[Figure content listings]
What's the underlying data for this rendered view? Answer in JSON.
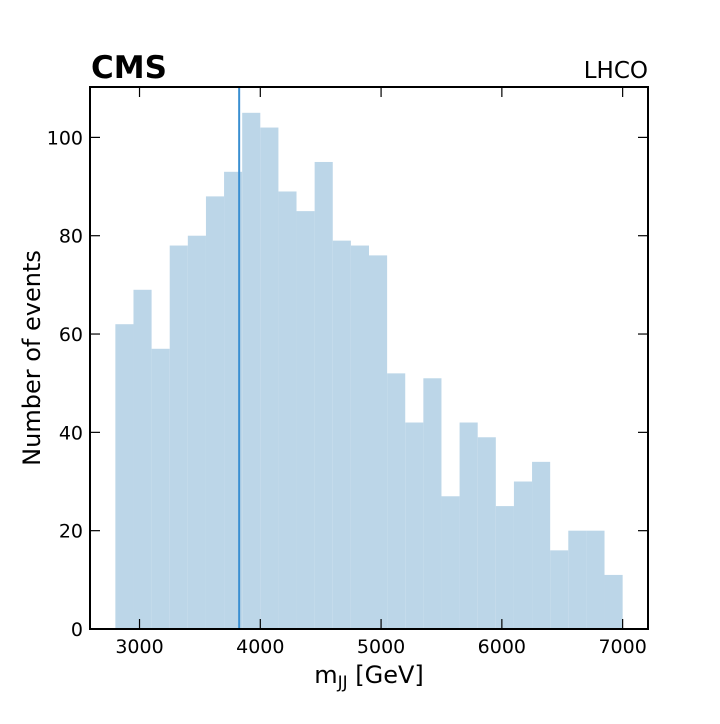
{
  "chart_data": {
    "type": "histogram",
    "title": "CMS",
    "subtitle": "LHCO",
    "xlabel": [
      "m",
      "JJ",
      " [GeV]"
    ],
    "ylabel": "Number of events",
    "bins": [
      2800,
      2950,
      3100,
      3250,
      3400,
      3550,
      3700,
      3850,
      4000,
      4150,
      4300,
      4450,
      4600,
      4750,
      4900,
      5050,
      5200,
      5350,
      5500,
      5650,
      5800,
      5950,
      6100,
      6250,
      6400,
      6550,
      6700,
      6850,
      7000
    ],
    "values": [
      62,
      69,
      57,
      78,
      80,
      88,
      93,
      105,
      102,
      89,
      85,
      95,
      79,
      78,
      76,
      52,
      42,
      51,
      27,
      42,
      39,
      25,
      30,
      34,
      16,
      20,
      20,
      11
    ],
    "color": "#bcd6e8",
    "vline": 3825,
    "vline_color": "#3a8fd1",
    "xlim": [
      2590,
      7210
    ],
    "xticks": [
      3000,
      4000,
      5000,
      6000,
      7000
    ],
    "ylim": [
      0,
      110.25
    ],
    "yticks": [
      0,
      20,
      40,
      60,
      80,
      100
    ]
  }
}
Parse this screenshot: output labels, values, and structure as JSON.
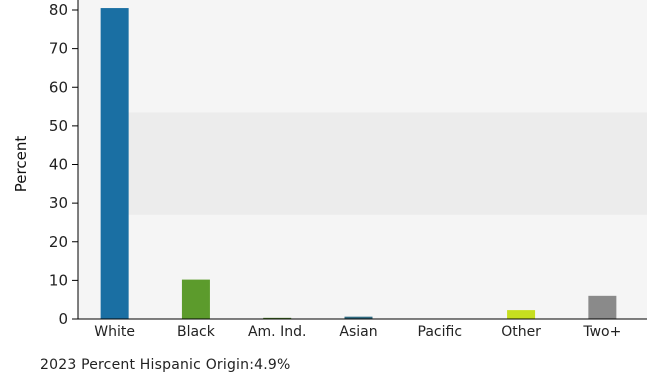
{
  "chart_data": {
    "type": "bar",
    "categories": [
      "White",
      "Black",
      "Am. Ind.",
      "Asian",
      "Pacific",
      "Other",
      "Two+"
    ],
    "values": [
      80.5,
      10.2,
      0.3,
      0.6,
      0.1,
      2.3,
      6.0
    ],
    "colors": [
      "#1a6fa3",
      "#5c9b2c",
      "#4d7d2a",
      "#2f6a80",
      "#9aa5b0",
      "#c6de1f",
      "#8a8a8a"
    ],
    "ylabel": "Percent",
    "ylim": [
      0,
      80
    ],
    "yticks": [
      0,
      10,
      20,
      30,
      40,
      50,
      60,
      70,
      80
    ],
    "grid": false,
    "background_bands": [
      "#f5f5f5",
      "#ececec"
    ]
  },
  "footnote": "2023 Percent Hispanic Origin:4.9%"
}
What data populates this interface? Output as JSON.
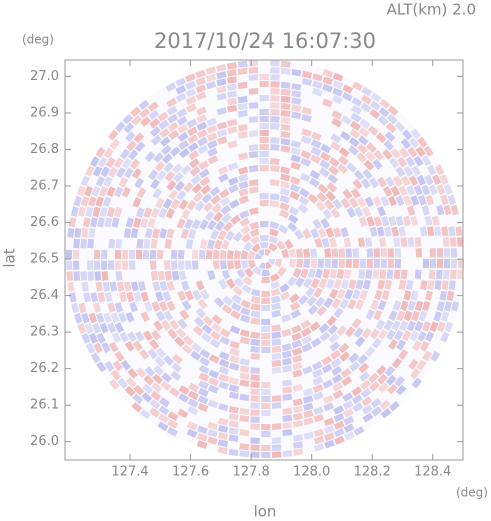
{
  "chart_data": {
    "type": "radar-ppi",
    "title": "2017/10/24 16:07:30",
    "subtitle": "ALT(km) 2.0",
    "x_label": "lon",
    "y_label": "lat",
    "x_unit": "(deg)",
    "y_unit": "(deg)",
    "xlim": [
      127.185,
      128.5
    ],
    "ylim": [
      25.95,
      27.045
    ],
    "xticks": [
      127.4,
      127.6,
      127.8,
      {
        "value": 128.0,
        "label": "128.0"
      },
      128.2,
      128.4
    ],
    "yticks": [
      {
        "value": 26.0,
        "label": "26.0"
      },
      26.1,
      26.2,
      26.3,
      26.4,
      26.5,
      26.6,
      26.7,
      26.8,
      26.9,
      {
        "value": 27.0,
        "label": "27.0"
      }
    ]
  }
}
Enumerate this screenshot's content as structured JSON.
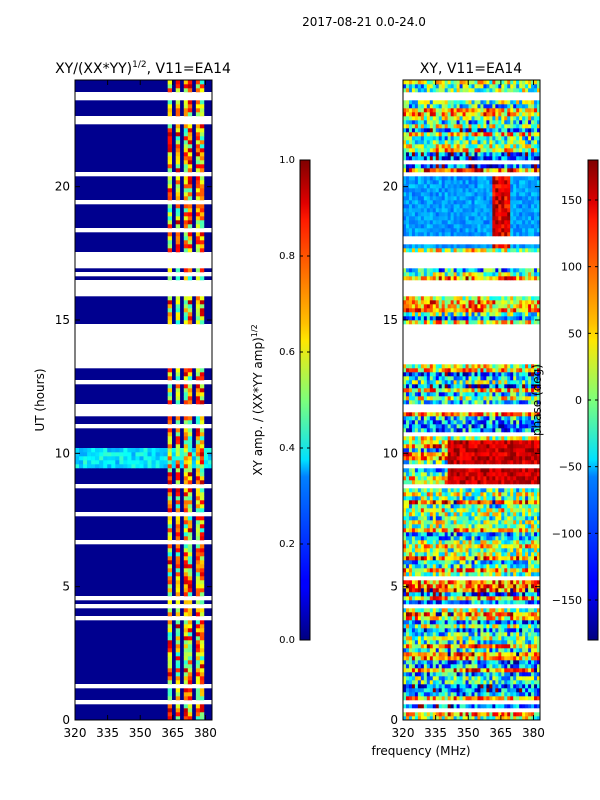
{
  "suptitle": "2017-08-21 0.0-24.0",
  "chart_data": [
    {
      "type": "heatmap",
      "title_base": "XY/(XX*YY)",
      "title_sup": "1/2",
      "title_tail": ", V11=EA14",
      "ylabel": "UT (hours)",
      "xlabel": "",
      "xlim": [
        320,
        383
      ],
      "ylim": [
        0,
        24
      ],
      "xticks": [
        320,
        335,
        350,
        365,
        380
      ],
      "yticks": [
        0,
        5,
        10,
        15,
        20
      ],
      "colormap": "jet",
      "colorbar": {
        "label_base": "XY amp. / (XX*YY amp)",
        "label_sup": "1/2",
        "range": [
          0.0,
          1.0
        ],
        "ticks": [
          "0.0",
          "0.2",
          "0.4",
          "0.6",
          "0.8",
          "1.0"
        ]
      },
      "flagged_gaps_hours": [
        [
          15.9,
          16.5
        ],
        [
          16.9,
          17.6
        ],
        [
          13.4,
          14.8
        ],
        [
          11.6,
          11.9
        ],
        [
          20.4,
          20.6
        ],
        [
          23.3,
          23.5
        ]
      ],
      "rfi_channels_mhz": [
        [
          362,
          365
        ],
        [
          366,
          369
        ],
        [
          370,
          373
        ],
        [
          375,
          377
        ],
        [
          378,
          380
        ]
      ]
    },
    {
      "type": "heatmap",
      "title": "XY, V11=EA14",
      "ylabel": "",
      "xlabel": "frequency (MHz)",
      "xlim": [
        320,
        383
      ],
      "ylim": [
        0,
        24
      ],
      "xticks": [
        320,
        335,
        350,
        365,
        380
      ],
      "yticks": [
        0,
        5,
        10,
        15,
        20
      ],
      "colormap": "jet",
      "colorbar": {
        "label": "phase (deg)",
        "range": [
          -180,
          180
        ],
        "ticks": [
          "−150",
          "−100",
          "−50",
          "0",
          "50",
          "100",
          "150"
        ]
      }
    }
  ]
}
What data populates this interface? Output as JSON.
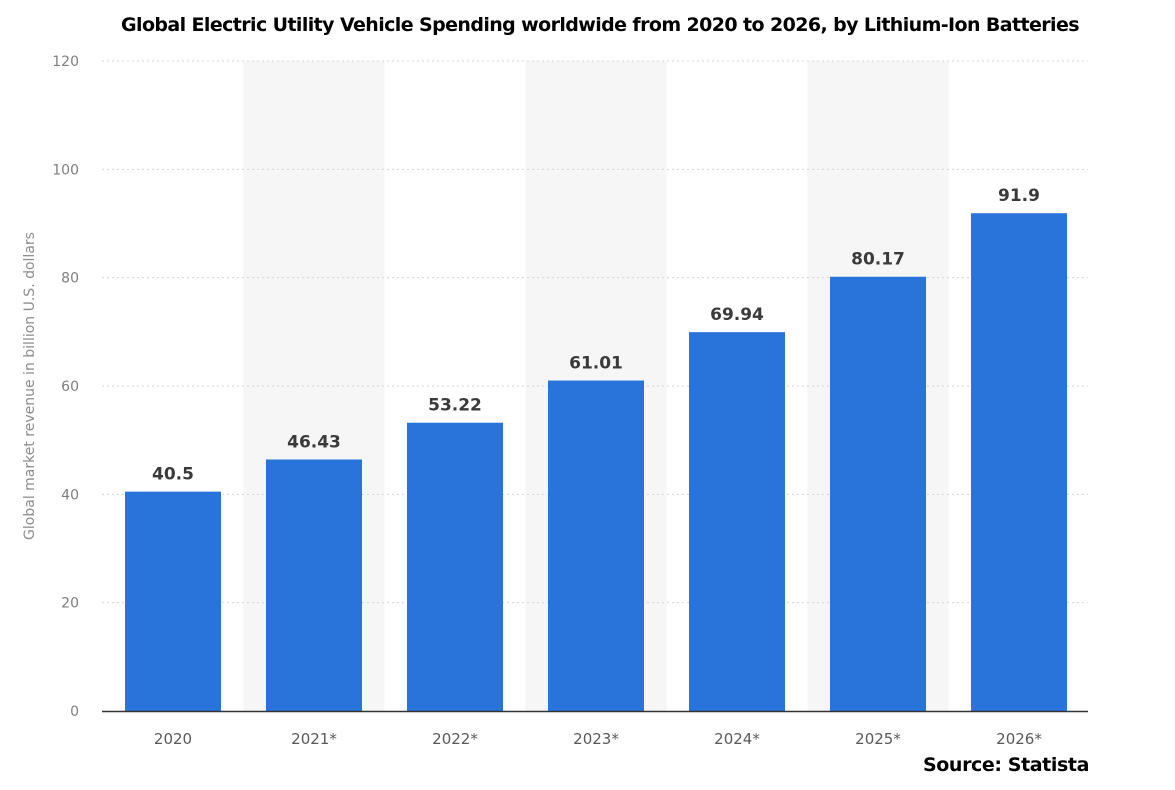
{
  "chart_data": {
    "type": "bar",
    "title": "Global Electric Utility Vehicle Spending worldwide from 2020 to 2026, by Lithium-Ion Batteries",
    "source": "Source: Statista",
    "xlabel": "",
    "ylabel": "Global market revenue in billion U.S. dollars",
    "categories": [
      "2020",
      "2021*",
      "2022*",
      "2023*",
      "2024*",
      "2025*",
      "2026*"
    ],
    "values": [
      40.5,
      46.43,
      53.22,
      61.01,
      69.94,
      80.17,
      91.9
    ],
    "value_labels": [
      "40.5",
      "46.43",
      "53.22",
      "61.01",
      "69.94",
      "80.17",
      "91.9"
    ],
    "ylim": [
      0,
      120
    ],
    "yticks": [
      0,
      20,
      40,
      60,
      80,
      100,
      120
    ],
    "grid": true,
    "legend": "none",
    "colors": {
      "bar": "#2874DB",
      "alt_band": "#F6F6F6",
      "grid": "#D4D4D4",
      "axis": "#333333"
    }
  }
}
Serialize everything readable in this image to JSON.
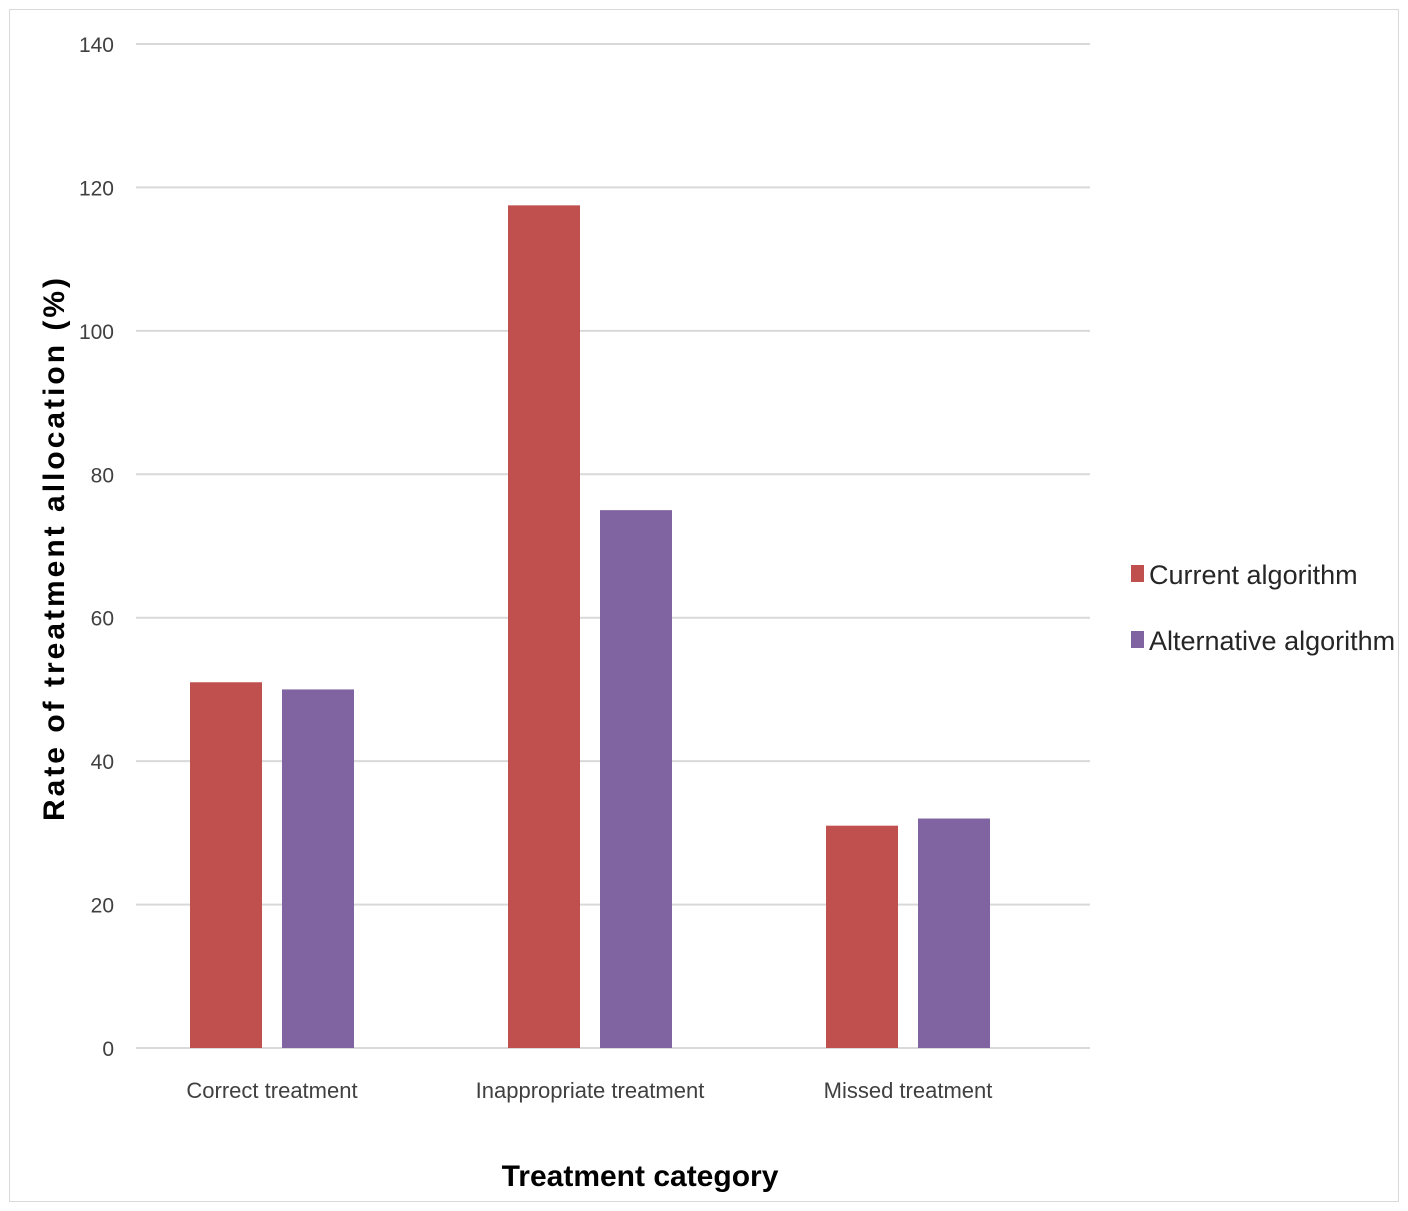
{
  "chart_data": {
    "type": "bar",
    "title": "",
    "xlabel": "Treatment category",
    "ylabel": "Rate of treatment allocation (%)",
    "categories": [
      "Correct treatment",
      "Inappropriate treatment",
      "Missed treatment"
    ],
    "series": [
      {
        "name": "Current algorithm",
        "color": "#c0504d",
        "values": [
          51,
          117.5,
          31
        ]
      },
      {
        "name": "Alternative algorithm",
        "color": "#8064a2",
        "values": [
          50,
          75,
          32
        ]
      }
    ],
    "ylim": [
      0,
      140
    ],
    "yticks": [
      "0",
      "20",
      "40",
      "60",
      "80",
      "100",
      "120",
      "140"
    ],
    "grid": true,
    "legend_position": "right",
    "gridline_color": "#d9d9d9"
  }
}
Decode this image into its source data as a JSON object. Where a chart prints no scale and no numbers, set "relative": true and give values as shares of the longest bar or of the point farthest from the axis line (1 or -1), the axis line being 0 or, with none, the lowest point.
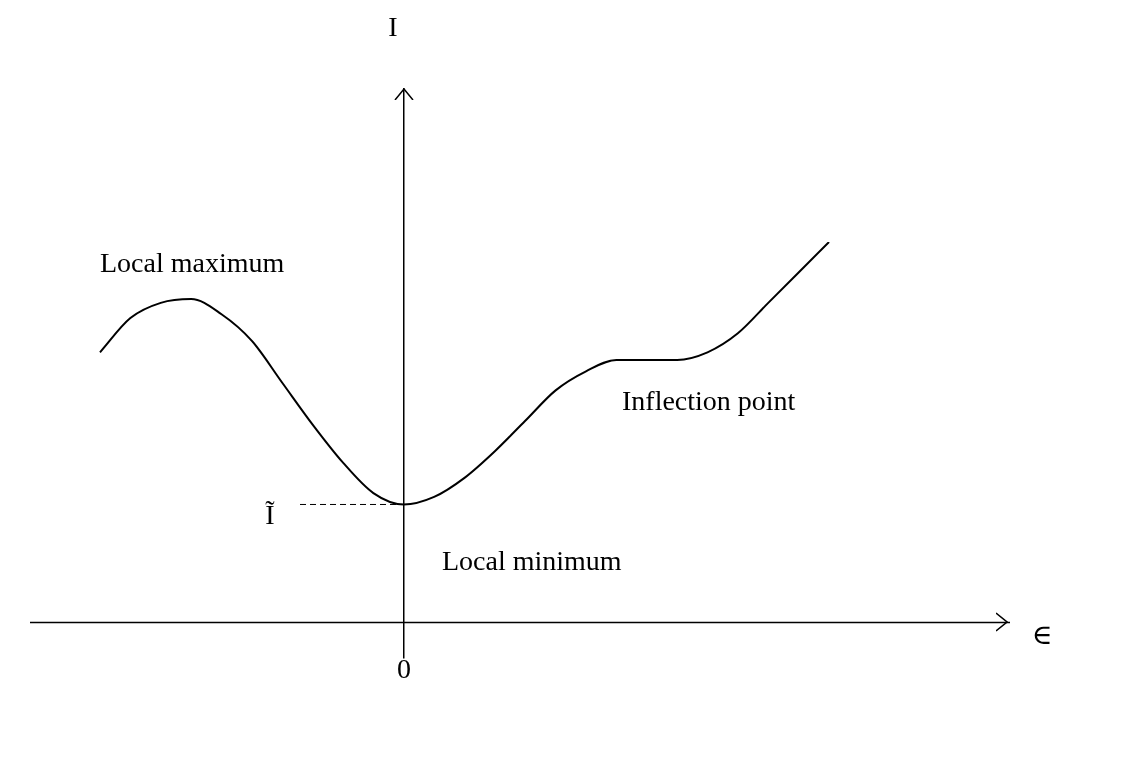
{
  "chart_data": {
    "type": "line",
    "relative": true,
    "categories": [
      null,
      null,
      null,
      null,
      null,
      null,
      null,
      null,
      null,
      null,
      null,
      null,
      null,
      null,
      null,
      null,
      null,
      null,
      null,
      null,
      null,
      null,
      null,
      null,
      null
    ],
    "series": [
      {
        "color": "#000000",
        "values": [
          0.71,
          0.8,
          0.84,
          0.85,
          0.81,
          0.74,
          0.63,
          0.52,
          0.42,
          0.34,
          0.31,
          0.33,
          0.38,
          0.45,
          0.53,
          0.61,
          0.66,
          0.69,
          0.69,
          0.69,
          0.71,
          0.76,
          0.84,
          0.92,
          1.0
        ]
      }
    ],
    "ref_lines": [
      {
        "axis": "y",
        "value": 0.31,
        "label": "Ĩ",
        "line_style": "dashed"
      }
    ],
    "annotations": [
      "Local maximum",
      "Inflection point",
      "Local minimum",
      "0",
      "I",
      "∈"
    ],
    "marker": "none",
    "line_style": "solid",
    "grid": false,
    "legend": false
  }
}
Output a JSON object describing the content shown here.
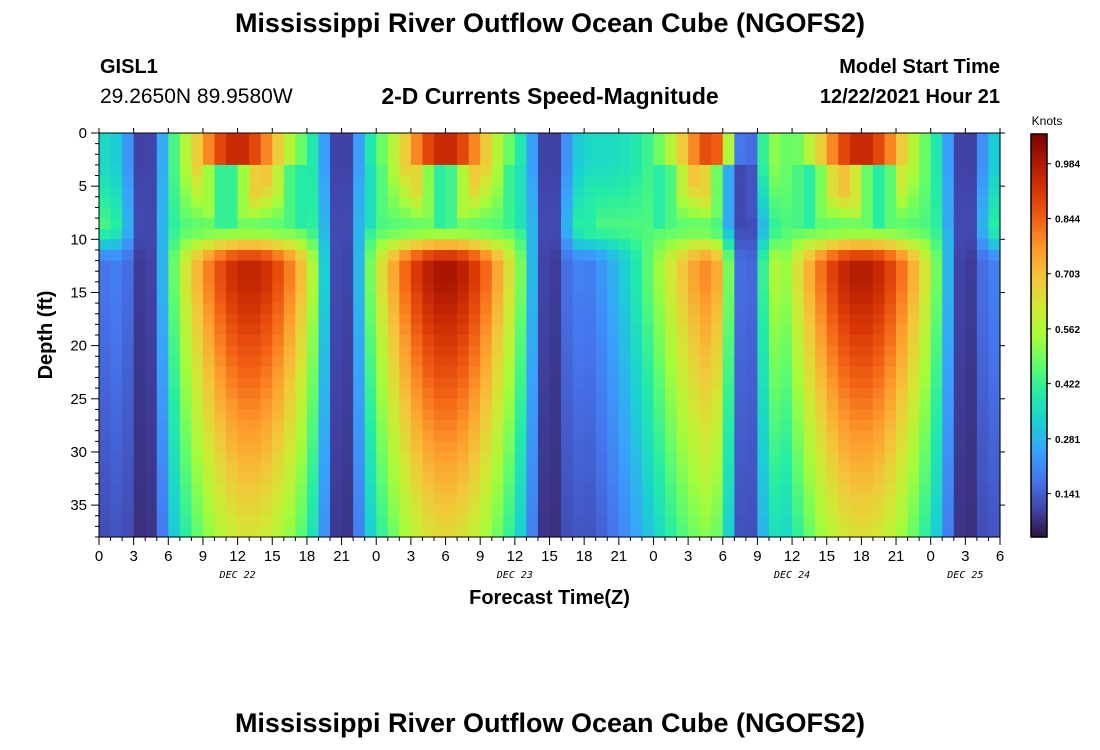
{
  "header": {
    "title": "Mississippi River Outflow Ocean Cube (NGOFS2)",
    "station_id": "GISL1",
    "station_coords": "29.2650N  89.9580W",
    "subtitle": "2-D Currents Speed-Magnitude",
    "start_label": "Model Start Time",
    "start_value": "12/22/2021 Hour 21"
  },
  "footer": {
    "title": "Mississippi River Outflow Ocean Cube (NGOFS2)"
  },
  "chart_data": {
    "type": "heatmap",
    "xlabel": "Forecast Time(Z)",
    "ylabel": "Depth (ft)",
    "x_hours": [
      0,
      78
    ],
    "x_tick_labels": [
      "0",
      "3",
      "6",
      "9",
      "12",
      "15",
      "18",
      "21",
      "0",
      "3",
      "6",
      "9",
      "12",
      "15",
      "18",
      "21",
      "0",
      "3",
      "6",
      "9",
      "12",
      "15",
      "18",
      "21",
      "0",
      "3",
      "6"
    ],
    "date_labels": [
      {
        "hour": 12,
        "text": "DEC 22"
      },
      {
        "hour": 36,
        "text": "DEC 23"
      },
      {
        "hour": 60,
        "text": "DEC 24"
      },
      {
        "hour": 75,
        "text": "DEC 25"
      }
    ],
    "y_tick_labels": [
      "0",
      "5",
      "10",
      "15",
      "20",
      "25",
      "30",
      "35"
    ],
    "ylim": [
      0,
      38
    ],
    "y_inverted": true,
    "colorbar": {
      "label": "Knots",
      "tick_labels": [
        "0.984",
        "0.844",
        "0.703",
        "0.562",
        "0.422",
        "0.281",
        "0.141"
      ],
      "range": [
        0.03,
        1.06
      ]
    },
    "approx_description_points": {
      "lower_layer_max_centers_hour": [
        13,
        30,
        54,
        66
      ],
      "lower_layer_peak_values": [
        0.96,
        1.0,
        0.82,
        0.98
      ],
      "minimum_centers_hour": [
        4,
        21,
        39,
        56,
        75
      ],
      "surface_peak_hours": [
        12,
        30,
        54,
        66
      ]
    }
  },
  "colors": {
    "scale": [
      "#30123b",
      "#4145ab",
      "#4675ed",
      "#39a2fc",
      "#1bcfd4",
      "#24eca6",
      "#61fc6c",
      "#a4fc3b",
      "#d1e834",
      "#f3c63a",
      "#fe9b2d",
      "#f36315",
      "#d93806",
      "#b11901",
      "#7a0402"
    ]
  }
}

**Exercise instructions**
Of the lines in this material, state how many hold the string "Global". Write no other words.

**The answer**
2